-------- Material supplied
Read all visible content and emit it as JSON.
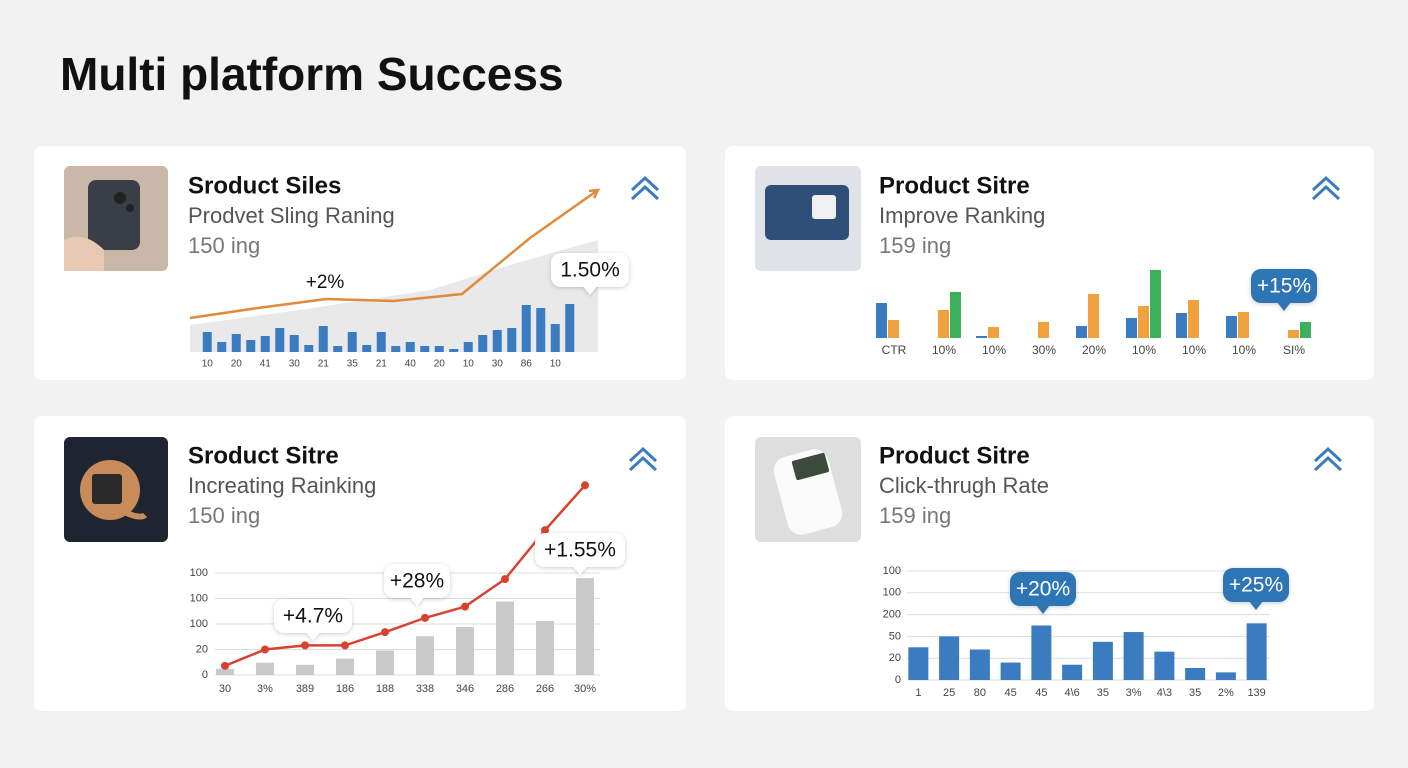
{
  "title": "Multi platform Success",
  "cards": [
    {
      "title": "Sroduct Siles",
      "subtitle": "Prodvet Sling Raning",
      "metric": "150 ing",
      "chart": {
        "type": "bar-line",
        "categories": [
          "10",
          null,
          "20",
          null,
          "41",
          null,
          "30",
          null,
          "21",
          null,
          "35",
          null,
          "21",
          null,
          "40",
          null,
          "20",
          null,
          "10",
          null,
          "30",
          null,
          "86",
          null,
          "10",
          null
        ],
        "values": [
          20,
          10,
          18,
          12,
          16,
          24,
          17,
          7,
          26,
          6,
          20,
          7,
          20,
          6,
          10,
          6,
          6,
          3,
          10,
          17,
          22,
          24,
          47,
          44,
          28,
          48
        ],
        "color": "#3b7bbf",
        "line": [
          34,
          44,
          53,
          51,
          58,
          114,
          162
        ],
        "line_color": "#e08a3c",
        "ylim": [
          0,
          100
        ],
        "annotations": [
          "+2%",
          "1.50%"
        ]
      }
    },
    {
      "title": "Product Sitre",
      "subtitle": "Improve Ranking",
      "metric": "159 ing",
      "chart": {
        "type": "grouped-bar",
        "categories": [
          "CTR",
          "10%",
          "10%",
          "30%",
          "20%",
          "10%",
          "10%",
          "10%",
          "SI%"
        ],
        "series": [
          {
            "color": "#3b7bbf",
            "values": [
              35,
              0,
              2,
              0,
              12,
              20,
              25,
              22,
              0
            ]
          },
          {
            "color": "#f0a03c",
            "values": [
              18,
              28,
              11,
              16,
              44,
              32,
              38,
              26,
              8
            ]
          },
          {
            "color": "#3cb05a",
            "values": [
              0,
              46,
              0,
              0,
              0,
              68,
              0,
              0,
              16
            ]
          }
        ],
        "ylim": [
          0,
          70
        ],
        "annotations": [
          "+15%"
        ]
      }
    },
    {
      "title": "Sroduct Sitre",
      "subtitle": "Increating Rainking",
      "metric": "150 ing",
      "chart": {
        "type": "bar-line",
        "categories": [
          "30",
          "3%",
          "389",
          "186",
          "188",
          "338",
          "346",
          "286",
          "266",
          "30%"
        ],
        "values": [
          6,
          12,
          10,
          16,
          24,
          38,
          47,
          72,
          53,
          95
        ],
        "color": "#c9c9c9",
        "line": [
          9,
          25,
          29,
          29,
          42,
          56,
          67,
          94,
          142,
          186
        ],
        "line_color": "#d9412f",
        "line_dots": true,
        "ylim": [
          0,
          100
        ],
        "yticks": [
          0,
          {
            "value": 25,
            "label": "20"
          },
          {
            "value": 50,
            "label": "100"
          },
          {
            "value": 75,
            "label": "100"
          },
          100
        ],
        "grid": true,
        "annotations": [
          "+4.7%",
          "+28%",
          "+1.55%"
        ]
      }
    },
    {
      "title": "Product Sitre",
      "subtitle": "Click-thrugh Rate",
      "metric": "159 ing",
      "chart": {
        "type": "bar",
        "categories": [
          "1",
          "25",
          "80",
          "45",
          "45",
          "4\\6",
          "35",
          "3%",
          "4\\3",
          "35",
          "2%",
          "139"
        ],
        "values": [
          30,
          40,
          28,
          16,
          50,
          14,
          35,
          44,
          26,
          11,
          7,
          52
        ],
        "color": "#3b7bbf",
        "ylim": [
          0,
          100
        ],
        "yticks": [
          0,
          20,
          {
            "value": 40,
            "label": "50"
          },
          {
            "value": 60,
            "label": "200"
          },
          {
            "value": 80,
            "label": "100"
          },
          100
        ],
        "grid": true,
        "annotations": [
          "+20%",
          "+25%"
        ]
      }
    }
  ]
}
----------------
Task requirements:
Pick out and copy the lines of the entries that hold the string "type".

Reply to the task:
        "type": "bar-line",
        "type": "grouped-bar",
        "type": "bar-line",
        "type": "bar",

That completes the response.